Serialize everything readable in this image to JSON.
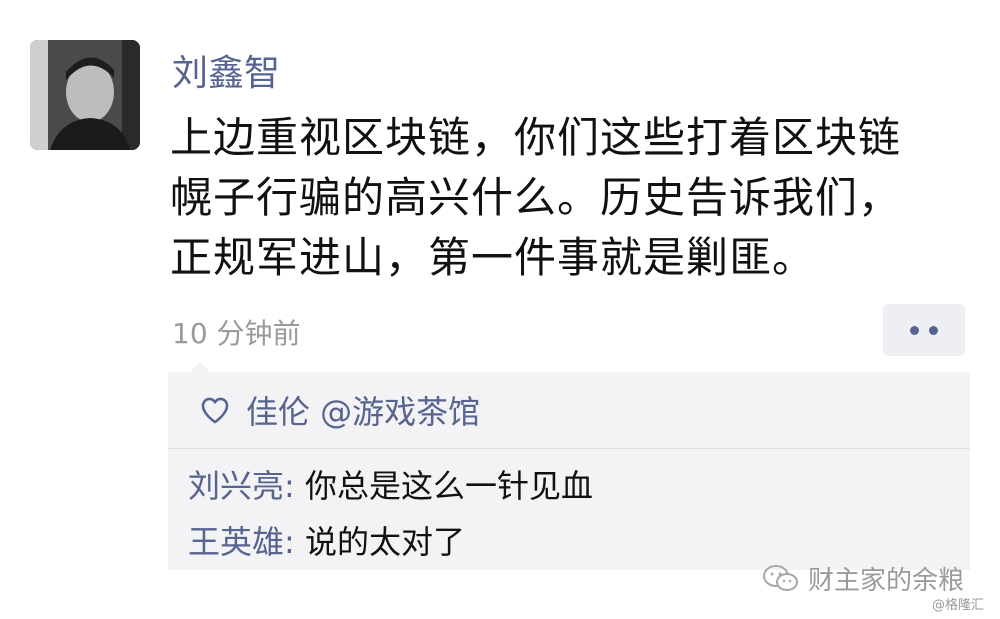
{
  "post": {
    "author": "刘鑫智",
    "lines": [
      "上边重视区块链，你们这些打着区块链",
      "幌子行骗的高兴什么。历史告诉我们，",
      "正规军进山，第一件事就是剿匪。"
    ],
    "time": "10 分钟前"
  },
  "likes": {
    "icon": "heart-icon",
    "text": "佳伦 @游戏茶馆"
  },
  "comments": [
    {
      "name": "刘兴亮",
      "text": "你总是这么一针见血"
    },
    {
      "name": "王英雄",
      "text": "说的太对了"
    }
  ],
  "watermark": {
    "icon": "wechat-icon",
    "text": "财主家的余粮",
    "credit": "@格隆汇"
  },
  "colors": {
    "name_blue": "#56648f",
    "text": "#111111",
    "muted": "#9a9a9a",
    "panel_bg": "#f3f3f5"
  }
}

* * *

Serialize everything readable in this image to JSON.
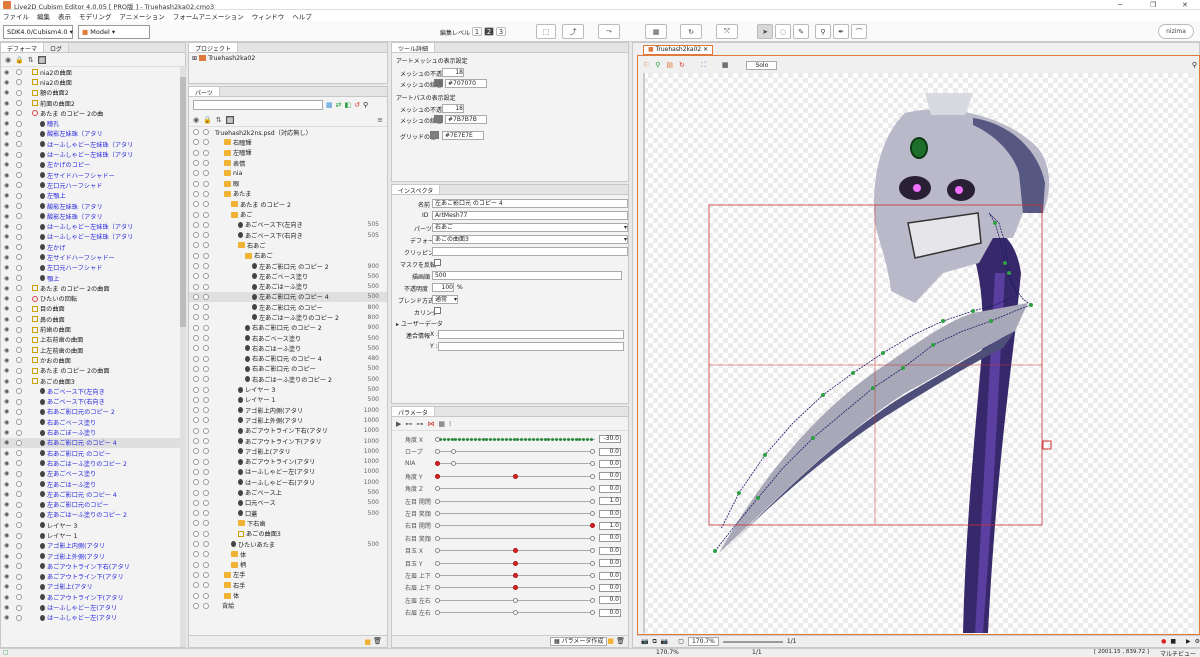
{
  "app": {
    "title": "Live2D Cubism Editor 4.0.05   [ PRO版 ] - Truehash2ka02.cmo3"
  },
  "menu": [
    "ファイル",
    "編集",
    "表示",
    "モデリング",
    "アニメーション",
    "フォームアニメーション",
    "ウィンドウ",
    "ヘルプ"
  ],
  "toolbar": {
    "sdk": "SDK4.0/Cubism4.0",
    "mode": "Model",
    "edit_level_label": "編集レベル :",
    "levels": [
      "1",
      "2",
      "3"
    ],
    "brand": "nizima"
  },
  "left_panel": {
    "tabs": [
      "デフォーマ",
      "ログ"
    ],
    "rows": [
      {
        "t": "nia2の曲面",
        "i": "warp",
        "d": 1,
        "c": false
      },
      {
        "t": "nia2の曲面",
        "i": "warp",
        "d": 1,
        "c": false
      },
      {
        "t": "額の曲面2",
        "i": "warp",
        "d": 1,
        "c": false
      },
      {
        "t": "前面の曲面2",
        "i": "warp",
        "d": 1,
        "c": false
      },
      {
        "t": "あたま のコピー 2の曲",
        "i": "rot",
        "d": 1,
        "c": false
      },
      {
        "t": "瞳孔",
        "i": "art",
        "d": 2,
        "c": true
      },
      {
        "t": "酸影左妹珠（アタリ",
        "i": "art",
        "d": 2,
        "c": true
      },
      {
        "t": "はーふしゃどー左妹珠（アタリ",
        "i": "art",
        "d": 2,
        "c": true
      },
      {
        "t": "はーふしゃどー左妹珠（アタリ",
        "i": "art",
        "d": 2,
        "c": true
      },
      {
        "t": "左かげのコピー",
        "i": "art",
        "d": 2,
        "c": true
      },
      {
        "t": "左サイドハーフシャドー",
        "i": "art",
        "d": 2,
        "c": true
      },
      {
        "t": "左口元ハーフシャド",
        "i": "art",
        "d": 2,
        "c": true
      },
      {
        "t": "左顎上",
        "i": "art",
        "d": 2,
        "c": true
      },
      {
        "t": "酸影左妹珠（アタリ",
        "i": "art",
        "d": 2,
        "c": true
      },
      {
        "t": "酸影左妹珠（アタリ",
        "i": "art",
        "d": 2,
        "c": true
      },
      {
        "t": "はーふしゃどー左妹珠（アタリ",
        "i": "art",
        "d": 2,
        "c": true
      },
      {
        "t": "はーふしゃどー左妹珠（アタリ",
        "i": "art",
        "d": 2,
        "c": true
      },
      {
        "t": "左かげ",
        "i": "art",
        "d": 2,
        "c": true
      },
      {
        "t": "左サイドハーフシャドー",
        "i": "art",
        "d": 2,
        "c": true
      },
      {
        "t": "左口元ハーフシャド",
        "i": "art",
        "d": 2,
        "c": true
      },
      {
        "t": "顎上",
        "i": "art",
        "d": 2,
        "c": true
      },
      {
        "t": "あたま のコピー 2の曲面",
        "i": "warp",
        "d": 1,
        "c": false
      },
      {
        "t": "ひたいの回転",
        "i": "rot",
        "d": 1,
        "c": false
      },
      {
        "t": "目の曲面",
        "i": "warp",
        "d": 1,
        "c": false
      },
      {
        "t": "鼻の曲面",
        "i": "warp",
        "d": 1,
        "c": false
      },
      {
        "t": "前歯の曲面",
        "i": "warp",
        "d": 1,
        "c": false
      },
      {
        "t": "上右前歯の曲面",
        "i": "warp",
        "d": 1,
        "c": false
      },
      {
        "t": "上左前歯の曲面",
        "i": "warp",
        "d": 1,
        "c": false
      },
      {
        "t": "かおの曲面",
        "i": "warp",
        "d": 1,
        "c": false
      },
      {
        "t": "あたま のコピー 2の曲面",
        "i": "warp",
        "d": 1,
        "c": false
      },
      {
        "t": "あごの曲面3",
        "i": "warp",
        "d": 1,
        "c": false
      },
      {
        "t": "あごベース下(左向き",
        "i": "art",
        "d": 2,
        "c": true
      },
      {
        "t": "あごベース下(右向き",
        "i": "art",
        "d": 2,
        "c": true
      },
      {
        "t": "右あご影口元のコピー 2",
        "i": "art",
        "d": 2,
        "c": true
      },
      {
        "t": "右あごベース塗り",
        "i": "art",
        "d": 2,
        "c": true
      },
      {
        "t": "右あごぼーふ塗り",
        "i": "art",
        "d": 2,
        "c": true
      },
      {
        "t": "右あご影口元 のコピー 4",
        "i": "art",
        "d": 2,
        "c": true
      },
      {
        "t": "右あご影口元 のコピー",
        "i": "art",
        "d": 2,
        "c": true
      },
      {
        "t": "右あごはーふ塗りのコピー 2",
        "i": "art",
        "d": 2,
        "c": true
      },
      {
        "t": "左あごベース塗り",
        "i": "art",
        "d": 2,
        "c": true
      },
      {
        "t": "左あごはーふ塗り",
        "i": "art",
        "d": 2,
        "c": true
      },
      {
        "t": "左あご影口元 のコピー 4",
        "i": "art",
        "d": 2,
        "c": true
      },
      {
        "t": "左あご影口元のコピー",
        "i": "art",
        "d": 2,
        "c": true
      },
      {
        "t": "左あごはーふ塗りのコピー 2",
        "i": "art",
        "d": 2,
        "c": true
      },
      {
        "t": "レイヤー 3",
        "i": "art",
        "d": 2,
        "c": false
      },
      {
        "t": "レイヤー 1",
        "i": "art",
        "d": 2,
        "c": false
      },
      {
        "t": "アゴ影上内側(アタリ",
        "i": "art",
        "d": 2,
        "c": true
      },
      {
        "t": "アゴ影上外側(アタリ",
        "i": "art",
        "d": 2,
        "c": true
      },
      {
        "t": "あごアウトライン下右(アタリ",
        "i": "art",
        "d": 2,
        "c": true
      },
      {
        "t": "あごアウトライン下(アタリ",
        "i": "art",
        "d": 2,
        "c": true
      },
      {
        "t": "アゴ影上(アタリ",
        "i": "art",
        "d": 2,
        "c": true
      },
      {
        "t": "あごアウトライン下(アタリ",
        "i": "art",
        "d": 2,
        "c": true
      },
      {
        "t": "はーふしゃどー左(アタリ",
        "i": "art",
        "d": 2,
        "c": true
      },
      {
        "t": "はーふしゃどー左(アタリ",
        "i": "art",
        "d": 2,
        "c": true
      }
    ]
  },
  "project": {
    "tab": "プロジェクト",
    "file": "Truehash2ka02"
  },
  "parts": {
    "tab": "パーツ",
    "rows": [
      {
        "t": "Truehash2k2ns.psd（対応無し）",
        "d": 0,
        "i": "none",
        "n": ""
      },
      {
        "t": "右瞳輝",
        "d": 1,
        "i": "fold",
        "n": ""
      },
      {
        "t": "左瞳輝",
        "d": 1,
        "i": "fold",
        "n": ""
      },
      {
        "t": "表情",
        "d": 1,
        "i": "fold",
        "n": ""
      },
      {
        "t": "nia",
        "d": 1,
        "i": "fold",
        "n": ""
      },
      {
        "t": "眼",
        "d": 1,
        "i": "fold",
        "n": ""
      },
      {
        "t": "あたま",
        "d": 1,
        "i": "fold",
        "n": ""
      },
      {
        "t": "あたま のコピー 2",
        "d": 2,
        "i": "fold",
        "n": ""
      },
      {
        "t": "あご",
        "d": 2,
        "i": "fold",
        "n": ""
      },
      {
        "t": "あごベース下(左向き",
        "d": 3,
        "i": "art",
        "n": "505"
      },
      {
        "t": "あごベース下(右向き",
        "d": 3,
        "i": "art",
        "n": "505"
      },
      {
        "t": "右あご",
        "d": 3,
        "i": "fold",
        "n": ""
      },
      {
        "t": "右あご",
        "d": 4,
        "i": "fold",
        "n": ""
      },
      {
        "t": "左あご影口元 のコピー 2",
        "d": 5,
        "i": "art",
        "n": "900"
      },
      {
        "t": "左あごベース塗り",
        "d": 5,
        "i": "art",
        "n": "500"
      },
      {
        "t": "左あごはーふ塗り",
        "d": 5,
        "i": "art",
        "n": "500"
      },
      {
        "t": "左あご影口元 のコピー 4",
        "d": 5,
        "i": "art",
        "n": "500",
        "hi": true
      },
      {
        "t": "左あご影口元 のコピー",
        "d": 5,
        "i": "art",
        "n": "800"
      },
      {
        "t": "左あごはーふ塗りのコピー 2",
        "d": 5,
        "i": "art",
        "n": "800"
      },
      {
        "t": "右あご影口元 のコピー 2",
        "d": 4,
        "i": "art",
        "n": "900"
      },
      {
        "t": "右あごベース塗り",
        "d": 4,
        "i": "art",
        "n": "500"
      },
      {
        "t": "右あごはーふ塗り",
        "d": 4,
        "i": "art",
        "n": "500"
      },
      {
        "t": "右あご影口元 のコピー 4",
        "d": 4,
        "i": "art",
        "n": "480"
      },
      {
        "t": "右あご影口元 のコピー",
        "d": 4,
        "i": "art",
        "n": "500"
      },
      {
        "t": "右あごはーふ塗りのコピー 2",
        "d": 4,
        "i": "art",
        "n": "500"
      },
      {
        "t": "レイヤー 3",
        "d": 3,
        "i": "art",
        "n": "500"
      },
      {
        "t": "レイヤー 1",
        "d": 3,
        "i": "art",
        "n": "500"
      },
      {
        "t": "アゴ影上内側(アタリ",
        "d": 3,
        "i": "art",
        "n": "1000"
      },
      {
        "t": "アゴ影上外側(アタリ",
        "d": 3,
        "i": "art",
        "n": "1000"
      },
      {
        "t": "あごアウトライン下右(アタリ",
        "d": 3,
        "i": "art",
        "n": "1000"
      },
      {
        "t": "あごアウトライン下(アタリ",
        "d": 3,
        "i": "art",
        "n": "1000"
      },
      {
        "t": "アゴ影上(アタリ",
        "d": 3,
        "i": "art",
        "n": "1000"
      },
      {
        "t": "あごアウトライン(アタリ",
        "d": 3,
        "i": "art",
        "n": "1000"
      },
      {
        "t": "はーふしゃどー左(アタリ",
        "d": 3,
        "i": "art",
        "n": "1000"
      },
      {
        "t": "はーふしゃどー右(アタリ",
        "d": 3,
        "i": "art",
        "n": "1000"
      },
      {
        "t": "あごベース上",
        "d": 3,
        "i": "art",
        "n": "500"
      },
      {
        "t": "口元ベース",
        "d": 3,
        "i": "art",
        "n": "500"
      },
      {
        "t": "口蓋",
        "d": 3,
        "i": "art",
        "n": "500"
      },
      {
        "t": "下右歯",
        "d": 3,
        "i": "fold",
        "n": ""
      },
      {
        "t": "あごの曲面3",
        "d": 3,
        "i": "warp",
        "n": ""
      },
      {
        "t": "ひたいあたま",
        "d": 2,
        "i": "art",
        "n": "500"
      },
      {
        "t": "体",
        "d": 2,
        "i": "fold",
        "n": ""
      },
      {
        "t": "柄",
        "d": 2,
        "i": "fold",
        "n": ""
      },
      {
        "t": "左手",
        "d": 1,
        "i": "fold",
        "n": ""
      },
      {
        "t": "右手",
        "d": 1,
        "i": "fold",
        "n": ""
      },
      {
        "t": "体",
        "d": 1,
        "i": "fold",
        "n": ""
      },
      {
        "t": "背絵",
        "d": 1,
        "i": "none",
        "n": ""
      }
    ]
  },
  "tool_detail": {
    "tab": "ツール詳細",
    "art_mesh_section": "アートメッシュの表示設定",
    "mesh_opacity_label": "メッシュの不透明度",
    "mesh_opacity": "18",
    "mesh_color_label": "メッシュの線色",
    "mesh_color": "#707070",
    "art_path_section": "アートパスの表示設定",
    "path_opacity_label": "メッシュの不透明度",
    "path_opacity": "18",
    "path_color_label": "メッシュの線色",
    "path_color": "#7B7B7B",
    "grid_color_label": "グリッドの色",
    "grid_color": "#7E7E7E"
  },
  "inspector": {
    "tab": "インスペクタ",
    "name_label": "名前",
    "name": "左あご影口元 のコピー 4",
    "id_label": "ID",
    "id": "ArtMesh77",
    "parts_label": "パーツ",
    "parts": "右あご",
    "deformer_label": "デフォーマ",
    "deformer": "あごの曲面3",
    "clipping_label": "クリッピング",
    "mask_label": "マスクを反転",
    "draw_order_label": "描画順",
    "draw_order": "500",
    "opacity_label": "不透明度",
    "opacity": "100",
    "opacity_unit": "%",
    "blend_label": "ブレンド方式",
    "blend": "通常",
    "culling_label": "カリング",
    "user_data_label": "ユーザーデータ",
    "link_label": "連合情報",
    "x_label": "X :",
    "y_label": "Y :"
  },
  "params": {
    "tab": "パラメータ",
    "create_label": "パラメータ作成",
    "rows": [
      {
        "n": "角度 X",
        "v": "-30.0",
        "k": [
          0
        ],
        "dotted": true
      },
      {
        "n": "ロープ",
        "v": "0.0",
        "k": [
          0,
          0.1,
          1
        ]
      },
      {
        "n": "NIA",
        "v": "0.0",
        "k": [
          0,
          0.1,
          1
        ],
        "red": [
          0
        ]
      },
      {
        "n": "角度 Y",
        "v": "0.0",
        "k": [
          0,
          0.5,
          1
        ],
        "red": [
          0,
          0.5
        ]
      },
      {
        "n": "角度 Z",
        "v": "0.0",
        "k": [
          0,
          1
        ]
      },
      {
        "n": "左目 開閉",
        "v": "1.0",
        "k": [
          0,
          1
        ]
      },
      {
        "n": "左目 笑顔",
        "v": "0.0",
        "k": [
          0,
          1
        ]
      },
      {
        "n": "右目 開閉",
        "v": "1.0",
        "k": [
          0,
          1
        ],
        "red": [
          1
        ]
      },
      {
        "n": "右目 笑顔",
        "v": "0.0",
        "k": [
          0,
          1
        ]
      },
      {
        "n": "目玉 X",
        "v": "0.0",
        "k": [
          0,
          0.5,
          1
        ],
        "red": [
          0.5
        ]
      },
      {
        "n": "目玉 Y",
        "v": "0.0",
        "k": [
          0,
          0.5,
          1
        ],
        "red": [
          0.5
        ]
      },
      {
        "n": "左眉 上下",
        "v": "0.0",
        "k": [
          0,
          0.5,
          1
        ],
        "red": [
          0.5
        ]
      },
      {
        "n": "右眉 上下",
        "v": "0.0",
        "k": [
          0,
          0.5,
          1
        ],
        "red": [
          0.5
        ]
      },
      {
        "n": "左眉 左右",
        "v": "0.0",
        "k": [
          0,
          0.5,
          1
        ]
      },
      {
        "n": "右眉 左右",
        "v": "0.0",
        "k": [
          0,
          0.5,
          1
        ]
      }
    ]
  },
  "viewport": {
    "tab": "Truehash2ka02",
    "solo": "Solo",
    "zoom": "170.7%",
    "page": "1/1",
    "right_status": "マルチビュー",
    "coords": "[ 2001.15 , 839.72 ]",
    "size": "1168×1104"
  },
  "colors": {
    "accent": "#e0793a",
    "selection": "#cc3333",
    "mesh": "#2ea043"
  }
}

--

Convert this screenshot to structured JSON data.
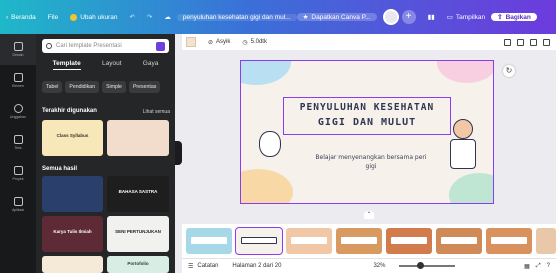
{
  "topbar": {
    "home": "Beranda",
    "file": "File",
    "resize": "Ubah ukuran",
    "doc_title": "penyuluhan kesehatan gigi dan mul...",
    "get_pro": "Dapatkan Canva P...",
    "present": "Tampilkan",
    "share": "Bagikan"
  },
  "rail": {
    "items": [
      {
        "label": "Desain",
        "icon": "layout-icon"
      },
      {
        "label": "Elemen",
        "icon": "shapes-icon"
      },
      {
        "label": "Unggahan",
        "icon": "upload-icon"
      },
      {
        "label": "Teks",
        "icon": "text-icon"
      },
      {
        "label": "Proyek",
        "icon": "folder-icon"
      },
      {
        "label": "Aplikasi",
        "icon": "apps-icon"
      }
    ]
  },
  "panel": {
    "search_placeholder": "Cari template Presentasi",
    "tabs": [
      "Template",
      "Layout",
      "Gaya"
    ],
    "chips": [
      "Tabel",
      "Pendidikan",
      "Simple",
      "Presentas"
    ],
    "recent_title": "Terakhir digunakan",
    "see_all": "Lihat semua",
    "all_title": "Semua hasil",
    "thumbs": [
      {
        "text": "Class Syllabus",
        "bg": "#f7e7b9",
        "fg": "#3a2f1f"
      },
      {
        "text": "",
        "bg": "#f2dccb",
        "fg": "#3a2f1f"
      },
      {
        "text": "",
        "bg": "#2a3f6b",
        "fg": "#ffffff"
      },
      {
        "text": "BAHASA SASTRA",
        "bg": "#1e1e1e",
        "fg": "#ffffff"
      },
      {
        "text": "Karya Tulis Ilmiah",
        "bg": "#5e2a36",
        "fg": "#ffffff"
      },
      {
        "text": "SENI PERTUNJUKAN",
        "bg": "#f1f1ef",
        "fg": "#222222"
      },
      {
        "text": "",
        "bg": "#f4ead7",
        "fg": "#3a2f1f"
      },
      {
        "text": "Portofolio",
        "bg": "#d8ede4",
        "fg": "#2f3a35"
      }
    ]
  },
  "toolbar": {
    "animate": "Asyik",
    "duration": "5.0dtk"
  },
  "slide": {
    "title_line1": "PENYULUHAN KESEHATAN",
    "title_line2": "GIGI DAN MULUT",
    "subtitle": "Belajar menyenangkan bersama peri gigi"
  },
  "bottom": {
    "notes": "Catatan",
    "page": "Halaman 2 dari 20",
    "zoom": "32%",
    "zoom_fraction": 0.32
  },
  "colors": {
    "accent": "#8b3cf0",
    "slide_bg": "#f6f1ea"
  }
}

» PROMPT
From the entries above, copy each line holding "メッシュの線色".

» SOLUTION FOR THIS EXERCISE
    "mesh_color_label": "メッシュの線色",
    "path_color_label": "メッシュの線色",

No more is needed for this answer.